— Begin —

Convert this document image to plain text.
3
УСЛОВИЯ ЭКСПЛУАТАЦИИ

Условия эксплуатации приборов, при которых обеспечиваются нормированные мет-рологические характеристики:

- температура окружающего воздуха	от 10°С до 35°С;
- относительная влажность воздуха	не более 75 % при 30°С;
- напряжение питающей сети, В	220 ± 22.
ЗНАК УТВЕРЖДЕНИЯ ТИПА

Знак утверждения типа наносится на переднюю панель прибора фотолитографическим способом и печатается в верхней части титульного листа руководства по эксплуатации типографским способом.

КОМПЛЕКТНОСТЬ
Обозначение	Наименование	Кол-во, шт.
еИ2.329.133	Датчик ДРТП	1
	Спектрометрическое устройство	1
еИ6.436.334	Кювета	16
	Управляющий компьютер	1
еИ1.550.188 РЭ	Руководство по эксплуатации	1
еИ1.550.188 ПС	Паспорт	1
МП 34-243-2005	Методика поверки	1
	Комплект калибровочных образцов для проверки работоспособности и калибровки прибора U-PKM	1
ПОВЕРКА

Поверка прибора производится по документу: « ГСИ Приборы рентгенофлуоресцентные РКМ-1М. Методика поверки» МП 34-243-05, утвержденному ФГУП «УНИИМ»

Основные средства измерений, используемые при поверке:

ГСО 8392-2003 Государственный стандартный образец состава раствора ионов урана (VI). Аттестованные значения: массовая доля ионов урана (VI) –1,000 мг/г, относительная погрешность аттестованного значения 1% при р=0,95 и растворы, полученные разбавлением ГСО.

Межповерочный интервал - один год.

— End —

WHAT THE EXERCISE ASKS.
In the entries above, count each line holding "Методика" and report the total and nothing more.

WORKED ANSWER.
2